» Problem details
For this exercise, copy out each line of the material below that includes "title".

Records that describe figures:
=======
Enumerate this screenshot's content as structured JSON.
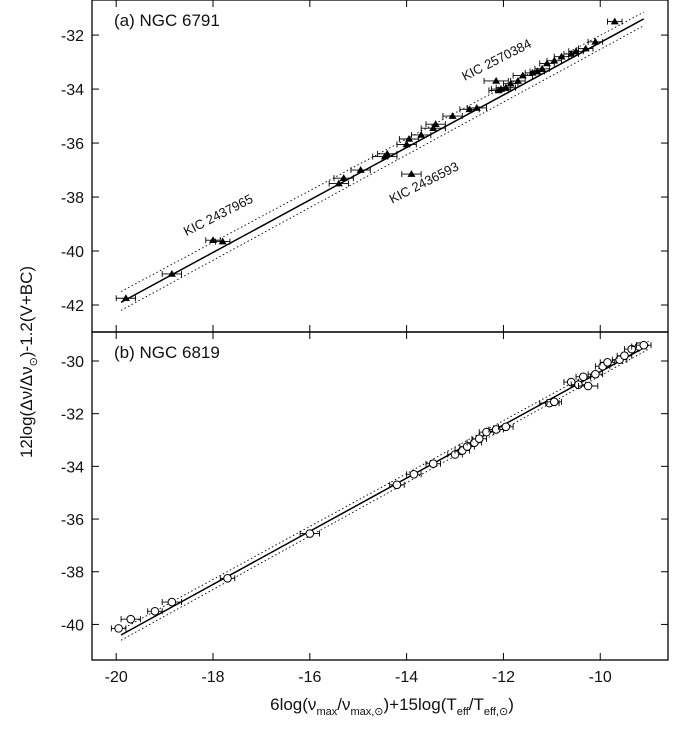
{
  "figure": {
    "ylabel_parts": [
      "12log(Δν/Δν",
      "⊙",
      ")-1.2(V+BC)"
    ],
    "xlabel_parts": [
      "6log(ν",
      "max",
      "/ν",
      "max,⊙",
      ")+15log(T",
      "eff",
      "/T",
      "eff,⊙",
      ")"
    ]
  },
  "chart_data": [
    {
      "type": "scatter",
      "title": "(a) NGC 6791",
      "marker": "filled-triangle",
      "xlim": [
        -20.5,
        -8.6
      ],
      "ylim": [
        -43.0,
        -30.7
      ],
      "x_ticks": [
        -20,
        -18,
        -16,
        -14,
        -12,
        -10
      ],
      "y_ticks": [
        -42,
        -40,
        -38,
        -36,
        -34,
        -32
      ],
      "y_tick_labels": [
        "-42",
        "-40",
        "-38",
        "-36",
        "-34",
        "-32"
      ],
      "fit": {
        "x": [
          -19.9,
          -9.1
        ],
        "y": [
          -41.9,
          -31.4
        ],
        "style": "solid"
      },
      "band_upper": {
        "x": [
          -19.9,
          -9.1
        ],
        "y": [
          -41.5,
          -31.15
        ],
        "style": "dotted"
      },
      "band_lower": {
        "x": [
          -19.9,
          -9.1
        ],
        "y": [
          -42.2,
          -31.65
        ],
        "style": "dotted"
      },
      "points": {
        "x": [
          -19.8,
          -18.85,
          -18.0,
          -17.8,
          -15.4,
          -15.3,
          -14.95,
          -14.45,
          -14.4,
          -14.0,
          -13.95,
          -13.7,
          -13.45,
          -13.4,
          -13.05,
          -12.7,
          -12.55,
          -12.15,
          -12.1,
          -12.05,
          -11.95,
          -11.85,
          -11.7,
          -11.6,
          -11.4,
          -11.3,
          -11.2,
          -11.1,
          -10.95,
          -10.8,
          -10.6,
          -10.5,
          -10.3,
          -10.1,
          -9.7,
          -13.9
        ],
        "y": [
          -41.75,
          -40.85,
          -39.6,
          -39.65,
          -37.5,
          -37.3,
          -37.0,
          -36.5,
          -36.4,
          -36.05,
          -35.85,
          -35.7,
          -35.45,
          -35.3,
          -35.0,
          -34.75,
          -34.7,
          -33.7,
          -34.05,
          -34.0,
          -33.95,
          -33.8,
          -33.7,
          -33.5,
          -33.4,
          -33.35,
          -33.25,
          -33.05,
          -32.95,
          -32.8,
          -32.7,
          -32.6,
          -32.5,
          -32.25,
          -31.5,
          -37.15
        ],
        "x_err": [
          0.2,
          0.2,
          0.15,
          0.15,
          0.2,
          0.2,
          0.2,
          0.25,
          0.2,
          0.2,
          0.2,
          0.2,
          0.25,
          0.2,
          0.2,
          0.2,
          0.2,
          0.25,
          0.2,
          0.2,
          0.2,
          0.15,
          0.15,
          0.2,
          0.15,
          0.15,
          0.15,
          0.15,
          0.15,
          0.15,
          0.15,
          0.15,
          0.15,
          0.15,
          0.15,
          0.2
        ]
      },
      "annotations": [
        {
          "text": "KIC 2570384",
          "x": -12.8,
          "y": -33.7,
          "rotate": -27
        },
        {
          "text": "KIC 2437965",
          "x": -18.55,
          "y": -39.45,
          "rotate": -27
        },
        {
          "text": "KIC 2436593",
          "x": -14.3,
          "y": -38.25,
          "rotate": -27
        }
      ]
    },
    {
      "type": "scatter",
      "title": "(b) NGC 6819",
      "marker": "open-circle",
      "xlim": [
        -20.5,
        -8.6
      ],
      "ylim": [
        -41.35,
        -28.9
      ],
      "x_ticks": [
        -20,
        -18,
        -16,
        -14,
        -12,
        -10
      ],
      "x_tick_labels": [
        "-20",
        "-18",
        "-16",
        "-14",
        "-12",
        "-10"
      ],
      "y_ticks": [
        -40,
        -38,
        -36,
        -34,
        -32,
        -30
      ],
      "y_tick_labels": [
        "-40",
        "-38",
        "-36",
        "-34",
        "-32",
        "-30"
      ],
      "fit": {
        "x": [
          -19.9,
          -9.0
        ],
        "y": [
          -40.4,
          -29.4
        ],
        "style": "solid"
      },
      "band_upper": {
        "x": [
          -19.9,
          -9.0
        ],
        "y": [
          -40.2,
          -29.25
        ],
        "style": "dotted"
      },
      "band_lower": {
        "x": [
          -19.9,
          -9.0
        ],
        "y": [
          -40.6,
          -29.55
        ],
        "style": "dotted"
      },
      "points": {
        "x": [
          -19.95,
          -19.7,
          -19.2,
          -18.85,
          -17.7,
          -16.0,
          -14.2,
          -13.85,
          -13.45,
          -13.0,
          -12.85,
          -12.75,
          -12.6,
          -12.5,
          -12.35,
          -12.15,
          -11.95,
          -11.05,
          -10.95,
          -10.6,
          -10.45,
          -10.35,
          -10.25,
          -10.1,
          -9.95,
          -9.85,
          -9.6,
          -9.5,
          -9.35,
          -9.2,
          -9.1
        ],
        "y": [
          -40.15,
          -39.8,
          -39.5,
          -39.15,
          -38.25,
          -36.55,
          -34.7,
          -34.3,
          -33.9,
          -33.55,
          -33.4,
          -33.25,
          -33.1,
          -32.95,
          -32.7,
          -32.6,
          -32.5,
          -31.6,
          -31.55,
          -30.8,
          -30.9,
          -30.6,
          -30.95,
          -30.5,
          -30.2,
          -30.05,
          -29.95,
          -29.8,
          -29.55,
          -29.45,
          -29.4
        ],
        "x_err": [
          0.15,
          0.2,
          0.15,
          0.2,
          0.15,
          0.2,
          0.15,
          0.15,
          0.15,
          0.15,
          0.15,
          0.15,
          0.15,
          0.15,
          0.15,
          0.15,
          0.15,
          0.2,
          0.15,
          0.15,
          0.15,
          0.15,
          0.2,
          0.15,
          0.15,
          0.15,
          0.15,
          0.15,
          0.15,
          0.15,
          0.15
        ]
      }
    }
  ]
}
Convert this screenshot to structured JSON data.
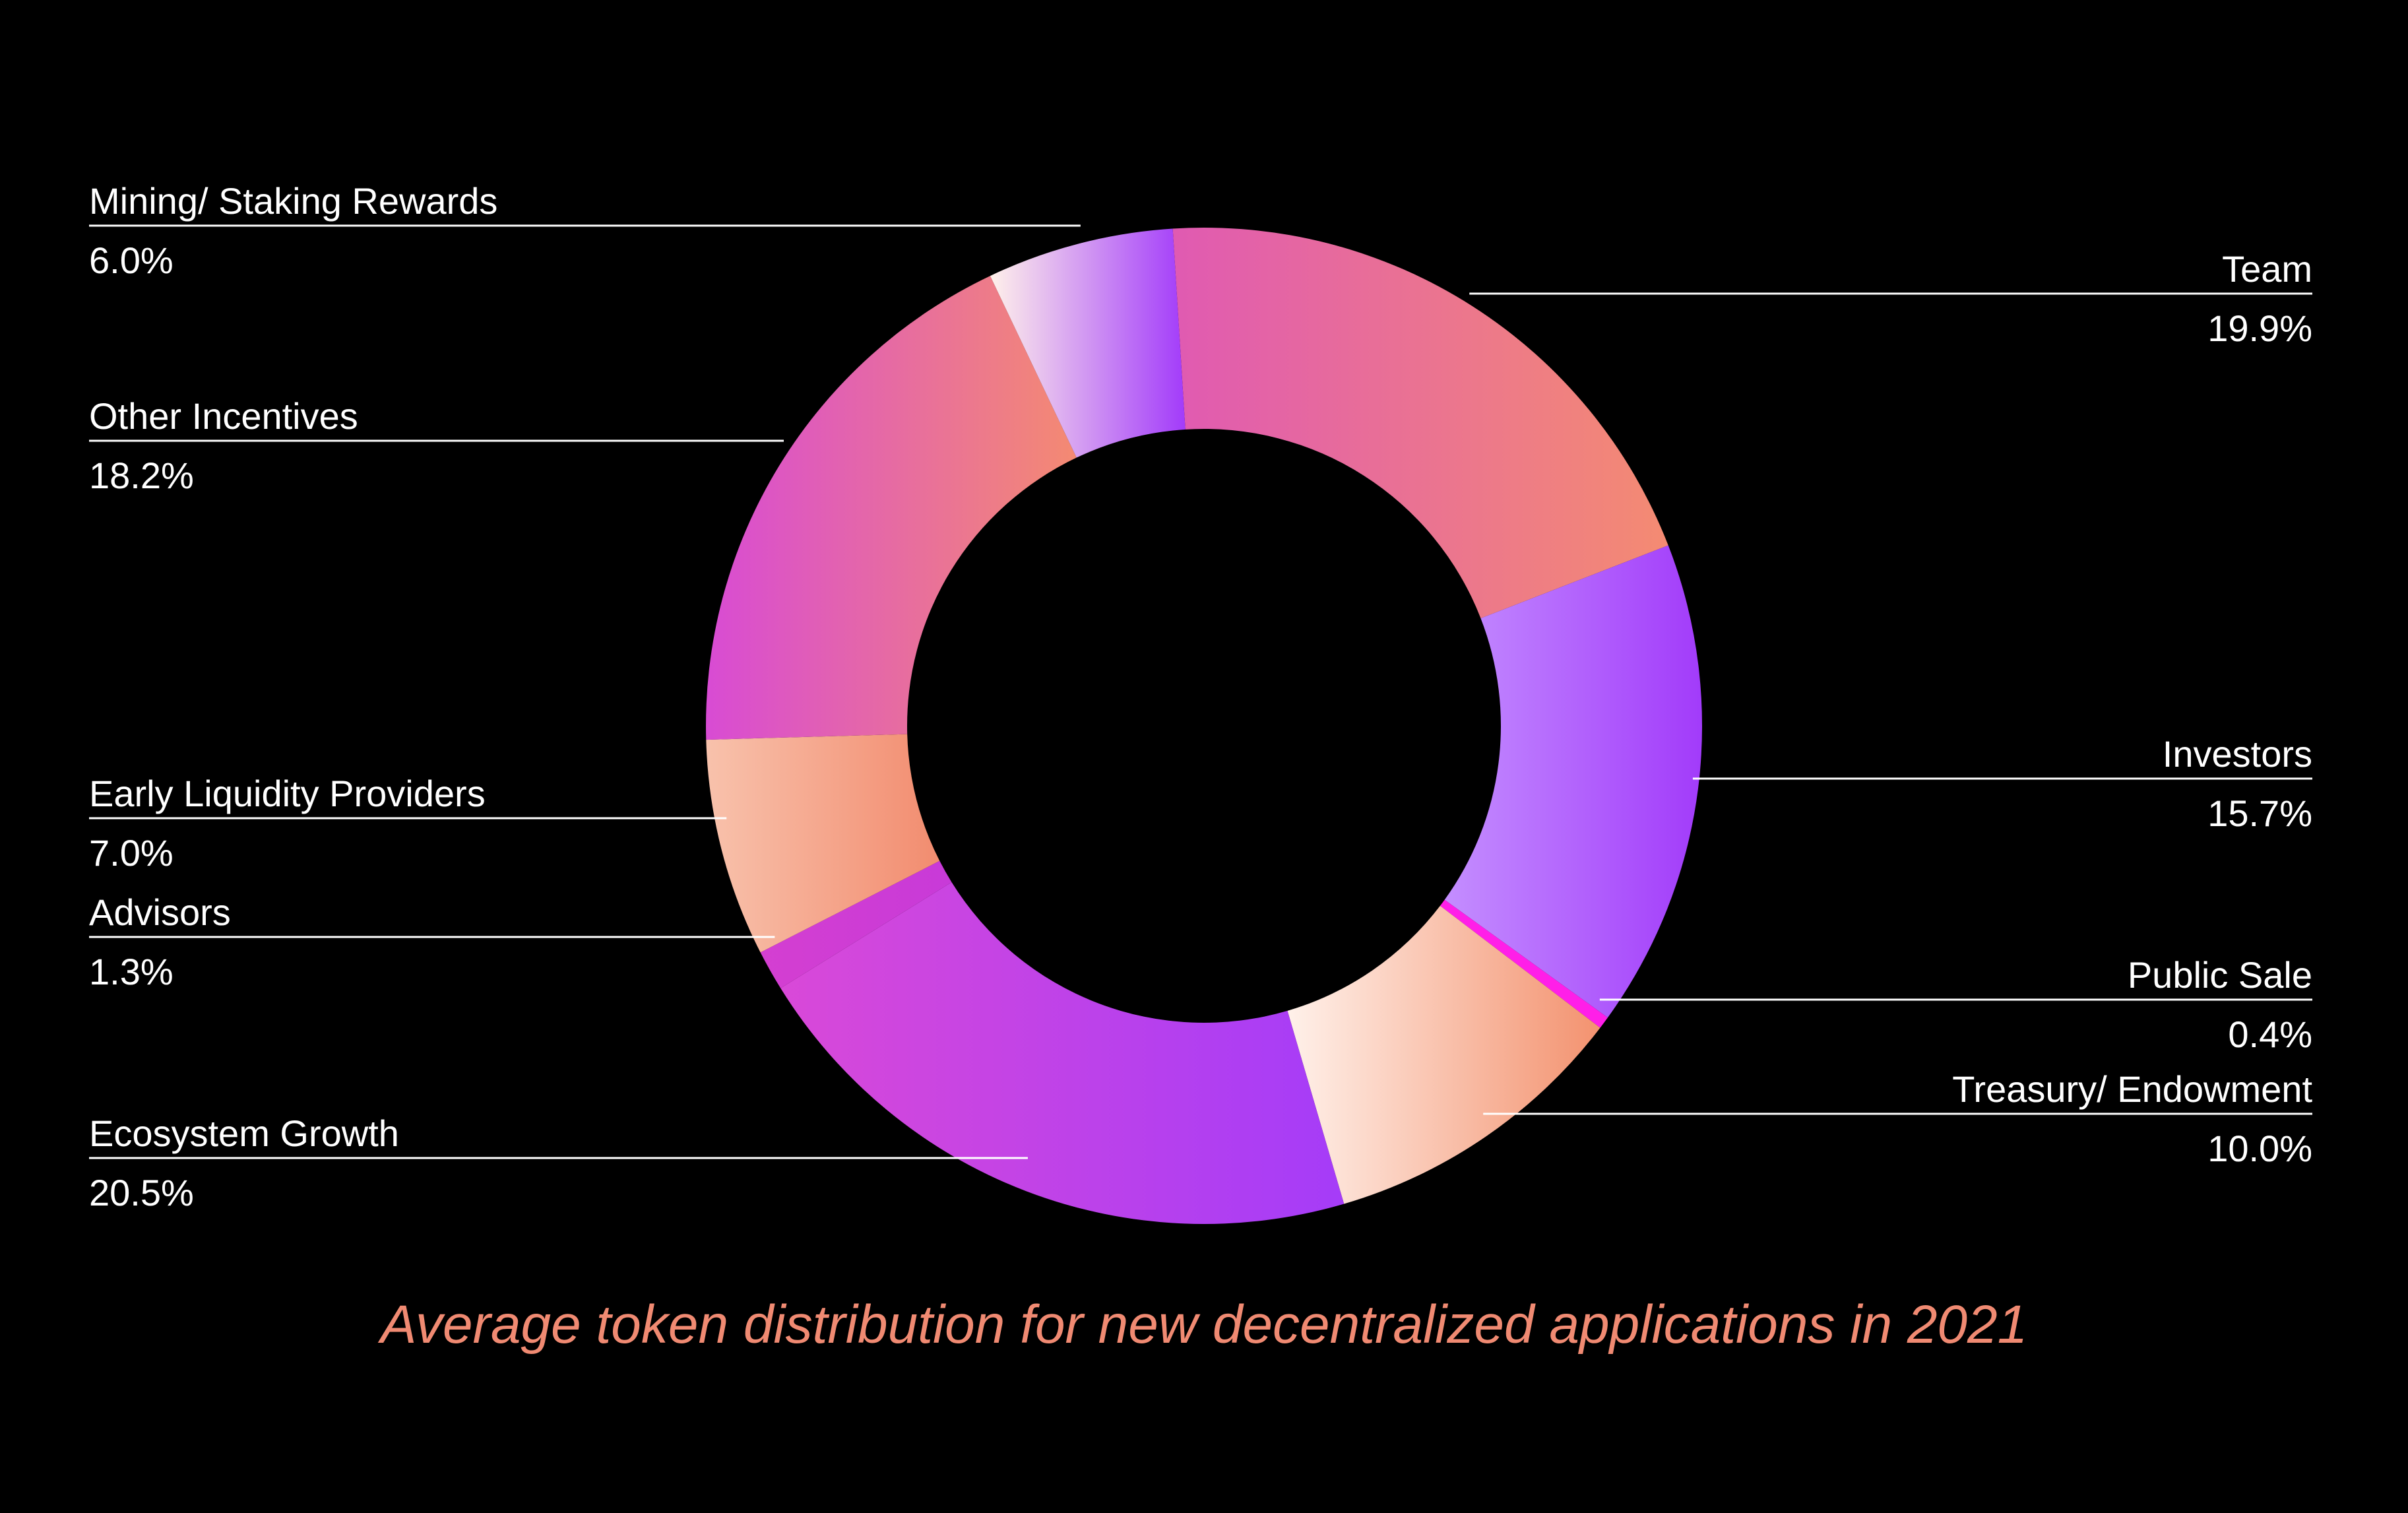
{
  "chart_data": {
    "type": "pie",
    "variant": "donut",
    "title": "Average token distribution for new decentralized applications in 2021",
    "legend": "none",
    "slices": [
      {
        "label": "Team",
        "value_label": "19.9%",
        "value": 19.9,
        "colors": [
          "#e05ab2",
          "#f48b72"
        ]
      },
      {
        "label": "Investors",
        "value_label": "15.7%",
        "value": 15.7,
        "colors": [
          "#c48eff",
          "#a23bfa"
        ]
      },
      {
        "label": "Public Sale",
        "value_label": "0.4%",
        "value": 0.4,
        "colors": [
          "#ff1fe8",
          "#ff1fe8"
        ]
      },
      {
        "label": "Treasury/ Endowment",
        "value_label": "10.0%",
        "value": 10.0,
        "colors": [
          "#fff1ea",
          "#f3926f"
        ]
      },
      {
        "label": "Ecosystem Growth",
        "value_label": "20.5%",
        "value": 20.5,
        "colors": [
          "#d949d8",
          "#a53cf8"
        ]
      },
      {
        "label": "Advisors",
        "value_label": "1.3%",
        "value": 1.3,
        "colors": [
          "#d43fd1",
          "#c83ad8"
        ]
      },
      {
        "label": "Early Liquidity Providers",
        "value_label": "7.0%",
        "value": 7.0,
        "colors": [
          "#f8c2ac",
          "#f28c6f"
        ]
      },
      {
        "label": "Other Incentives",
        "value_label": "18.2%",
        "value": 18.2,
        "colors": [
          "#d84bd4",
          "#f48a72"
        ]
      },
      {
        "label": "Mining/ Staking Rewards",
        "value_label": "6.0%",
        "value": 6.0,
        "colors": [
          "#fff1ea",
          "#a23bfa"
        ]
      }
    ]
  }
}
=======
» Task response
      "title": "(a) NGC 6791",
      "title": "(b) NGC 6819",
    "title": "Average token distribution for new decentralized applications in 2021",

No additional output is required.